**OBJECTIVE:** All entries are to be quoted exactly; the images stay out of the copy.
** START OF DATA FOR PROCESSING **
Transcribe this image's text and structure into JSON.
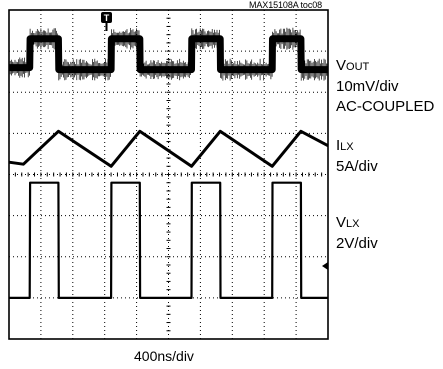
{
  "figure_ref": "MAX15108A toc08",
  "timebase": "400ns/div",
  "trigger_marker": "T",
  "channels": {
    "vout": {
      "symbol": "V",
      "subscript": "OUT",
      "scale": "10mV/div",
      "coupling": "AC-COUPLED"
    },
    "ilx": {
      "symbol": "I",
      "subscript": "LX",
      "scale": "5A/div"
    },
    "vlx": {
      "symbol": "V",
      "subscript": "LX",
      "scale": "2V/div"
    }
  },
  "chart_data": {
    "type": "line",
    "title": "",
    "grid": true,
    "divisions": {
      "x": 10,
      "y": 8
    },
    "x_units": "div",
    "y_units": "div",
    "xlim": [
      0,
      10
    ],
    "ylim": [
      -4,
      4
    ],
    "rising_edges_div": [
      0.65,
      3.2,
      5.72,
      8.25
    ],
    "falling_edges_div": [
      1.55,
      4.1,
      6.62,
      9.15
    ],
    "series": [
      {
        "name": "VOUT",
        "x": [
          0,
          0.65,
          0.66,
          1.55,
          1.56,
          3.2,
          3.21,
          4.1,
          4.11,
          5.72,
          5.73,
          6.62,
          6.63,
          8.25,
          8.26,
          9.15,
          9.16,
          10
        ],
        "y": [
          2.6,
          2.6,
          3.3,
          3.3,
          2.55,
          2.55,
          3.3,
          3.3,
          2.55,
          2.55,
          3.3,
          3.3,
          2.55,
          2.55,
          3.3,
          3.3,
          2.55,
          2.55
        ]
      },
      {
        "name": "ILX",
        "x": [
          0,
          0.45,
          1.55,
          3.2,
          4.1,
          5.72,
          6.62,
          8.25,
          9.15,
          10
        ],
        "y": [
          0.3,
          0.25,
          1.05,
          0.2,
          1.05,
          0.2,
          1.05,
          0.2,
          1.05,
          0.7
        ]
      },
      {
        "name": "VLX",
        "x": [
          0,
          0.65,
          0.66,
          1.55,
          1.56,
          3.2,
          3.21,
          4.1,
          4.11,
          5.72,
          5.73,
          6.62,
          6.63,
          8.25,
          8.26,
          9.15,
          9.16,
          10
        ],
        "y": [
          -3.0,
          -3.0,
          -0.2,
          -0.2,
          -3.0,
          -3.0,
          -0.2,
          -0.2,
          -3.0,
          -3.0,
          -0.2,
          -0.2,
          -3.0,
          -3.0,
          -0.2,
          -0.2,
          -3.0,
          -3.0
        ]
      }
    ]
  }
}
** END OF DATA FOR PROCESSING **
**RIGHT ANSWER:**
Transcribe this image's text and structure into JSON.
{
  "figure_ref": "MAX15108A toc08",
  "timebase": "400ns/div",
  "trigger_marker": "T",
  "channels": {
    "vout": {
      "symbol": "V",
      "subscript": "OUT",
      "scale": "10mV/div",
      "coupling": "AC-COUPLED"
    },
    "ilx": {
      "symbol": "I",
      "subscript": "LX",
      "scale": "5A/div"
    },
    "vlx": {
      "symbol": "V",
      "subscript": "LX",
      "scale": "2V/div"
    }
  },
  "chart_data": {
    "type": "line",
    "title": "",
    "grid": true,
    "divisions": {
      "x": 10,
      "y": 8
    },
    "x_units": "div",
    "y_units": "div",
    "xlim": [
      0,
      10
    ],
    "ylim": [
      -4,
      4
    ],
    "rising_edges_div": [
      0.65,
      3.2,
      5.72,
      8.25
    ],
    "falling_edges_div": [
      1.55,
      4.1,
      6.62,
      9.15
    ],
    "series": [
      {
        "name": "VOUT",
        "x": [
          0,
          0.65,
          0.66,
          1.55,
          1.56,
          3.2,
          3.21,
          4.1,
          4.11,
          5.72,
          5.73,
          6.62,
          6.63,
          8.25,
          8.26,
          9.15,
          9.16,
          10
        ],
        "y": [
          2.6,
          2.6,
          3.3,
          3.3,
          2.55,
          2.55,
          3.3,
          3.3,
          2.55,
          2.55,
          3.3,
          3.3,
          2.55,
          2.55,
          3.3,
          3.3,
          2.55,
          2.55
        ]
      },
      {
        "name": "ILX",
        "x": [
          0,
          0.45,
          1.55,
          3.2,
          4.1,
          5.72,
          6.62,
          8.25,
          9.15,
          10
        ],
        "y": [
          0.3,
          0.25,
          1.05,
          0.2,
          1.05,
          0.2,
          1.05,
          0.2,
          1.05,
          0.7
        ]
      },
      {
        "name": "VLX",
        "x": [
          0,
          0.65,
          0.66,
          1.55,
          1.56,
          3.2,
          3.21,
          4.1,
          4.11,
          5.72,
          5.73,
          6.62,
          6.63,
          8.25,
          8.26,
          9.15,
          9.16,
          10
        ],
        "y": [
          -3.0,
          -3.0,
          -0.2,
          -0.2,
          -3.0,
          -3.0,
          -0.2,
          -0.2,
          -3.0,
          -3.0,
          -0.2,
          -0.2,
          -3.0,
          -3.0,
          -0.2,
          -0.2,
          -3.0,
          -3.0
        ]
      }
    ]
  }
}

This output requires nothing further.